Directions: According to the article about the AP Biology field trip, why did the class go to Galveston this year instead of Port Aransas?

Top of Page excerpt

AP Biology students visit Galveston on annual field trip

Students observed young sea turtles at Texas A&M University at Galveston.

Juliana Aviles

Students observed young sea turtles at Texas A&M University at Galveston.

Eli Maierson and Rahul Rupani

Turtles drifted through the water. Seagulls flew patiently above the surface of Galveston Bay on the hunt for their next meal. Students stood at the front of the research boat, leaning over the deck in awe as a small pod of dolphins burst from the Bay, their blowholes spouting water.

On Tuesday, Oct. 2, the AP Biology class went to Texas A&M University at Galveston for their annual field trip. According to biology teacher Carol Kar, the outing provided students with the opportunity to fully experience nature outside of the classroom.

In past years, the class visited Port Aransas, a city on the South Texas coast, on an overnight stay. This year, however, Galveston became their new destination due to the extensive damage in Port Aransas from Hurricane Harvey.

“We are really fortunate that Galveston has a research vessel,” Kar said. “The facilities in Port Aransas were not up and running.”

The students had two activities throughout the day: a voyage on a ship used for fieldwork in Galveston Bay and an excursion to a separate facility housing young turtles.

While on the boat, researchers from the Texas A&M University at Galveston taught students how to take samples of the Bay’s mud to study the effects of pollutants on the ecosystem and about the many animals living in the water. The upperclassmen were taught, to the surprise of many, that the Bay is clean and healthy; the murky brown color indicates bacterial and plant growth.

Another highlight of the trip was observing sea turtles’ behavior in the facility and discussing their characteristics at a nearby facility.

Bottom of Page excerpt
Top of Data extracts

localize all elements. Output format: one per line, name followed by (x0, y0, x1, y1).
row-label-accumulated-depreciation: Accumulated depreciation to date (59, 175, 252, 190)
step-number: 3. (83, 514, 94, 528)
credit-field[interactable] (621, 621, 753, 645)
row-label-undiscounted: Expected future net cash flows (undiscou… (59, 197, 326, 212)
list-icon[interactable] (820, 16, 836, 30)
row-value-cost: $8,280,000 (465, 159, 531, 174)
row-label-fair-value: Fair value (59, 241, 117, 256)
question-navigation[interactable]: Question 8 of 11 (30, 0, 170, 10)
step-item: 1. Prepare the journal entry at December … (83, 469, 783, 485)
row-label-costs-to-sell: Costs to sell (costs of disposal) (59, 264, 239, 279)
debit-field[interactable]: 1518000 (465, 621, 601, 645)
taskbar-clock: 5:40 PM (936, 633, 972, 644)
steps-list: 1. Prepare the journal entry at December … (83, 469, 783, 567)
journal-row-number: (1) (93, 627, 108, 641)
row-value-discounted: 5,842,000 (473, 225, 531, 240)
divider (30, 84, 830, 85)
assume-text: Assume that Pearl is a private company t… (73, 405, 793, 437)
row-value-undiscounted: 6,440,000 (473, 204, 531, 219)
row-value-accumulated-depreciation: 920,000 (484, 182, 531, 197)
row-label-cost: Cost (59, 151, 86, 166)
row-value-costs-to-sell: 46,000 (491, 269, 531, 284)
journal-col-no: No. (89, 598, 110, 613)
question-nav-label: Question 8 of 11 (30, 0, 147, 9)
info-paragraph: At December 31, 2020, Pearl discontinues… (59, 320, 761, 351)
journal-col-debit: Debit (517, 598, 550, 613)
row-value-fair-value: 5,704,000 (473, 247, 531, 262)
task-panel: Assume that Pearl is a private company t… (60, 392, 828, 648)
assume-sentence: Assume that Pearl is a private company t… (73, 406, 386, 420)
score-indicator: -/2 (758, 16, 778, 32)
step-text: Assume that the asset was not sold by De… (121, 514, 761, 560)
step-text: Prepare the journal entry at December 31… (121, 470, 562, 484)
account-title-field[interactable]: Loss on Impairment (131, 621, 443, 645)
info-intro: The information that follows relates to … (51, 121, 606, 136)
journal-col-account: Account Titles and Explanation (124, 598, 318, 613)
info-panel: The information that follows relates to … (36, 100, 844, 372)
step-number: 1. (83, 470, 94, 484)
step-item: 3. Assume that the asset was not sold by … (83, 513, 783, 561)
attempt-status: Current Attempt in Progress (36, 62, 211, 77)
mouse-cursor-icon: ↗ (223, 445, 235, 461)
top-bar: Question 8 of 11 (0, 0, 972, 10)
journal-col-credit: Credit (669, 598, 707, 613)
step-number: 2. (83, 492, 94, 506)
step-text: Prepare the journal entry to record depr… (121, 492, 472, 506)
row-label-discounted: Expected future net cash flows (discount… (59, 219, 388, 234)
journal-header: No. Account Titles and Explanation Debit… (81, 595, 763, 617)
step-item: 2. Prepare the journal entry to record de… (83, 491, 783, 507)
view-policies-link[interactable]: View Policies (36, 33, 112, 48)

Bottom of Data extracts

Answer below: Port Aransas had extensive damage from Hurricane Harvey.